Exercise requirements: Would you transcribe all of the data exactly, down to the last character?

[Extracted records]
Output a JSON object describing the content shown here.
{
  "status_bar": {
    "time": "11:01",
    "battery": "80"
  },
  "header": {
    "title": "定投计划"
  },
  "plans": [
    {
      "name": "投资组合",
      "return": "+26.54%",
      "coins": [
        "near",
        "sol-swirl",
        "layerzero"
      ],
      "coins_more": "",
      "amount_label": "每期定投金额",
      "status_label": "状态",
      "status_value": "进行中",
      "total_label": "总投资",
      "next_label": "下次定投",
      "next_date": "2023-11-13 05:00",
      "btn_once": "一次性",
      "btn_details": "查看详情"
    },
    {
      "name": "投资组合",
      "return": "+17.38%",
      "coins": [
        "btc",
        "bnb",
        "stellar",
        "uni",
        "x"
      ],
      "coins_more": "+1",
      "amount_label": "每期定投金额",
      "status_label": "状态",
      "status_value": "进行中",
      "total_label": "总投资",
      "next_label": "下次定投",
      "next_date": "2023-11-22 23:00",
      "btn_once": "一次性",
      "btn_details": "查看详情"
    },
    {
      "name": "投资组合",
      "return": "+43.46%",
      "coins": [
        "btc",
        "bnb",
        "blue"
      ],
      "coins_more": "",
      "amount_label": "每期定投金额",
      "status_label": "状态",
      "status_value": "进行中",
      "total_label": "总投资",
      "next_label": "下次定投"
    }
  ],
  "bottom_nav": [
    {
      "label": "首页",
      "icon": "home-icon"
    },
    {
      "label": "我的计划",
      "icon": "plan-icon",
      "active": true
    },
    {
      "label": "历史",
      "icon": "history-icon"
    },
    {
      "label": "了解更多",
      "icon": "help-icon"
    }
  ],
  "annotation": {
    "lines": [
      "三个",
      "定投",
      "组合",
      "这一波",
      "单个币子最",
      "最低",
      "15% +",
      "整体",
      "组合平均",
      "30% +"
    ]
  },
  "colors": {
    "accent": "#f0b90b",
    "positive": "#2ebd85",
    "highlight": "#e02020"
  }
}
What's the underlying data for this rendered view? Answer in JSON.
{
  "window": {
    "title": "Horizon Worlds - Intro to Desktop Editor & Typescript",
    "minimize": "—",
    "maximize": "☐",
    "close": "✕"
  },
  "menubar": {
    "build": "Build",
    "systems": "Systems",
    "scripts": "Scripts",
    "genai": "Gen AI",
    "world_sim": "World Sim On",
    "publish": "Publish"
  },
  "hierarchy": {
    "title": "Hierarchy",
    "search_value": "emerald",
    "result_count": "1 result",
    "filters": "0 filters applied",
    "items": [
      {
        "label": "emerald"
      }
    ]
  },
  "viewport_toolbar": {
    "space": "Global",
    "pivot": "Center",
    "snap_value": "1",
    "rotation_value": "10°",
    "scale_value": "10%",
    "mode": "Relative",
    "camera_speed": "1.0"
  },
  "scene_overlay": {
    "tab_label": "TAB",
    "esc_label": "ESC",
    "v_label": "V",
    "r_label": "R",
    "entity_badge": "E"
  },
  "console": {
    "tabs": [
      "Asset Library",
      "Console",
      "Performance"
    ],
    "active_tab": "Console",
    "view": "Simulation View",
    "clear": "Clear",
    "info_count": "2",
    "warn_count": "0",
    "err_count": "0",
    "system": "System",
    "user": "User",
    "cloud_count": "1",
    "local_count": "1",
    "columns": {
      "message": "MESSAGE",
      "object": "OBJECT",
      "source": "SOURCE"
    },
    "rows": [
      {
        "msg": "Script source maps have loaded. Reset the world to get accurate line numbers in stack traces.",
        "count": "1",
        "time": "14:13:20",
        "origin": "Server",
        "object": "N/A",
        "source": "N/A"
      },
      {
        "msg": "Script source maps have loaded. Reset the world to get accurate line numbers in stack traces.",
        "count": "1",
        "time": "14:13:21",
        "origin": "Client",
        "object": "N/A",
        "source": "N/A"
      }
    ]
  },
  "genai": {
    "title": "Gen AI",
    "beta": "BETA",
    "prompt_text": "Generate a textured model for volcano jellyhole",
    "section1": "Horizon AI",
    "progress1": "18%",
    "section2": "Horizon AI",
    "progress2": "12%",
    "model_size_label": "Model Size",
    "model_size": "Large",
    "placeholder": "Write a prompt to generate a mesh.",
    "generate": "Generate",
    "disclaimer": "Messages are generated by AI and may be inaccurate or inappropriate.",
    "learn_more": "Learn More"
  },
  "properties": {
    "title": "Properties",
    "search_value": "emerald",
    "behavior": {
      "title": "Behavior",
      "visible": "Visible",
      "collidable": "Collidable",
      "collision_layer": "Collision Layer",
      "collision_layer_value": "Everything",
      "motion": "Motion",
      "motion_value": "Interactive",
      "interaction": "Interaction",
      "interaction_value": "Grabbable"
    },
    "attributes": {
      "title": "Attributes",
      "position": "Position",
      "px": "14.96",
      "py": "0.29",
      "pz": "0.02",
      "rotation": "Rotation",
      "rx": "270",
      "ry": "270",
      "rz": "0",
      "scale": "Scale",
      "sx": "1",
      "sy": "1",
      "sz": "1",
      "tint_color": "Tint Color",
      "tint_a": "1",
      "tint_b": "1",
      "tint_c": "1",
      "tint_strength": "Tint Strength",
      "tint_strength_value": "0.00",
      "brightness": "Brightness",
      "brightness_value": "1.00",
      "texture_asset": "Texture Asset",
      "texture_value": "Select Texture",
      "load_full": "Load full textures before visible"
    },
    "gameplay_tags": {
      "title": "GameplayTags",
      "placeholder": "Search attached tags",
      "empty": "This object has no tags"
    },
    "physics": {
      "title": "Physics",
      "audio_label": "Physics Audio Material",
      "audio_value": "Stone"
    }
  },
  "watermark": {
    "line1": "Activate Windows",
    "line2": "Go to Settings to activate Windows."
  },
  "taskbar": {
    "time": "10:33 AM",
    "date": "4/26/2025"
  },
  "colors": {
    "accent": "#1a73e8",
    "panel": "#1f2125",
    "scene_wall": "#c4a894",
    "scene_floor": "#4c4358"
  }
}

Written solution:
Output a JSON object describing the content shown here.
{
  "status_bar": {
    "time": "11:01",
    "battery": "80"
  },
  "header": {
    "title": "定投计划"
  },
  "plans": [
    {
      "name": "投资组合",
      "return": "+26.54%",
      "coins": [
        "near",
        "sol-swirl",
        "layerzero"
      ],
      "coins_more": "",
      "amount_label": "每期定投金额",
      "status_label": "状态",
      "status_value": "进行中",
      "total_label": "总投资",
      "next_label": "下次定投",
      "next_date": "2023-11-13 05:00",
      "btn_once": "一次性",
      "btn_details": "查看详情"
    },
    {
      "name": "投资组合",
      "return": "+17.38%",
      "coins": [
        "btc",
        "bnb",
        "stellar",
        "uni",
        "x"
      ],
      "coins_more": "+1",
      "amount_label": "每期定投金额",
      "status_label": "状态",
      "status_value": "进行中",
      "total_label": "总投资",
      "next_label": "下次定投",
      "next_date": "2023-11-22 23:00",
      "btn_once": "一次性",
      "btn_details": "查看详情"
    },
    {
      "name": "投资组合",
      "return": "+43.46%",
      "coins": [
        "btc",
        "bnb",
        "blue"
      ],
      "coins_more": "",
      "amount_label": "每期定投金额",
      "status_label": "状态",
      "status_value": "进行中",
      "total_label": "总投资",
      "next_label": "下次定投"
    }
  ],
  "bottom_nav": [
    {
      "label": "首页",
      "icon": "home-icon"
    },
    {
      "label": "我的计划",
      "icon": "plan-icon",
      "active": true
    },
    {
      "label": "历史",
      "icon": "history-icon"
    },
    {
      "label": "了解更多",
      "icon": "help-icon"
    }
  ],
  "annotation": {
    "lines": [
      "三个",
      "定投",
      "组合",
      "这一波",
      "单个币子最",
      "最低",
      "15% +",
      "整体",
      "组合平均",
      "30% +"
    ]
  },
  "colors": {
    "accent": "#f0b90b",
    "positive": "#2ebd85",
    "highlight": "#e02020"
  }
}
What's the underlying data for this rendered view? Answer in JSON.
{
  "window": {
    "title": "Horizon Worlds - Intro to Desktop Editor & Typescript",
    "minimize": "—",
    "maximize": "☐",
    "close": "✕"
  },
  "menubar": {
    "build": "Build",
    "systems": "Systems",
    "scripts": "Scripts",
    "genai": "Gen AI",
    "world_sim": "World Sim On",
    "publish": "Publish"
  },
  "hierarchy": {
    "title": "Hierarchy",
    "search_value": "emerald",
    "result_count": "1 result",
    "filters": "0 filters applied",
    "items": [
      {
        "label": "emerald"
      }
    ]
  },
  "viewport_toolbar": {
    "space": "Global",
    "pivot": "Center",
    "snap_value": "1",
    "rotation_value": "10°",
    "scale_value": "10%",
    "mode": "Relative",
    "camera_speed": "1.0"
  },
  "scene_overlay": {
    "tab_label": "TAB",
    "esc_label": "ESC",
    "v_label": "V",
    "r_label": "R",
    "entity_badge": "E"
  },
  "console": {
    "tabs": [
      "Asset Library",
      "Console",
      "Performance"
    ],
    "active_tab": "Console",
    "view": "Simulation View",
    "clear": "Clear",
    "info_count": "2",
    "warn_count": "0",
    "err_count": "0",
    "system": "System",
    "user": "User",
    "cloud_count": "1",
    "local_count": "1",
    "columns": {
      "message": "MESSAGE",
      "object": "OBJECT",
      "source": "SOURCE"
    },
    "rows": [
      {
        "msg": "Script source maps have loaded. Reset the world to get accurate line numbers in stack traces.",
        "count": "1",
        "time": "14:13:20",
        "origin": "Server",
        "object": "N/A",
        "source": "N/A"
      },
      {
        "msg": "Script source maps have loaded. Reset the world to get accurate line numbers in stack traces.",
        "count": "1",
        "time": "14:13:21",
        "origin": "Client",
        "object": "N/A",
        "source": "N/A"
      }
    ]
  },
  "genai": {
    "title": "Gen AI",
    "beta": "BETA",
    "prompt_text": "Generate a textured model for volcano jellyhole",
    "section1": "Horizon AI",
    "progress1": "18%",
    "section2": "Horizon AI",
    "progress2": "12%",
    "model_size_label": "Model Size",
    "model_size": "Large",
    "placeholder": "Write a prompt to generate a mesh.",
    "generate": "Generate",
    "disclaimer": "Messages are generated by AI and may be inaccurate or inappropriate.",
    "learn_more": "Learn More"
  },
  "properties": {
    "title": "Properties",
    "search_value": "emerald",
    "behavior": {
      "title": "Behavior",
      "visible": "Visible",
      "collidable": "Collidable",
      "collision_layer": "Collision Layer",
      "collision_layer_value": "Everything",
      "motion": "Motion",
      "motion_value": "Interactive",
      "interaction": "Interaction",
      "interaction_value": "Grabbable"
    },
    "attributes": {
      "title": "Attributes",
      "position": "Position",
      "px": "14.96",
      "py": "0.29",
      "pz": "0.02",
      "rotation": "Rotation",
      "rx": "270",
      "ry": "270",
      "rz": "0",
      "scale": "Scale",
      "sx": "1",
      "sy": "1",
      "sz": "1",
      "tint_color": "Tint Color",
      "tint_a": "1",
      "tint_b": "1",
      "tint_c": "1",
      "tint_strength": "Tint Strength",
      "tint_strength_value": "0.00",
      "brightness": "Brightness",
      "brightness_value": "1.00",
      "texture_asset": "Texture Asset",
      "texture_value": "Select Texture",
      "load_full": "Load full textures before visible"
    },
    "gameplay_tags": {
      "title": "GameplayTags",
      "placeholder": "Search attached tags",
      "empty": "This object has no tags"
    },
    "physics": {
      "title": "Physics",
      "audio_label": "Physics Audio Material",
      "audio_value": "Stone"
    }
  },
  "watermark": {
    "line1": "Activate Windows",
    "line2": "Go to Settings to activate Windows."
  },
  "taskbar": {
    "time": "10:33 AM",
    "date": "4/26/2025"
  },
  "colors": {
    "accent": "#1a73e8",
    "panel": "#1f2125",
    "scene_wall": "#c4a894",
    "scene_floor": "#4c4358"
  }
}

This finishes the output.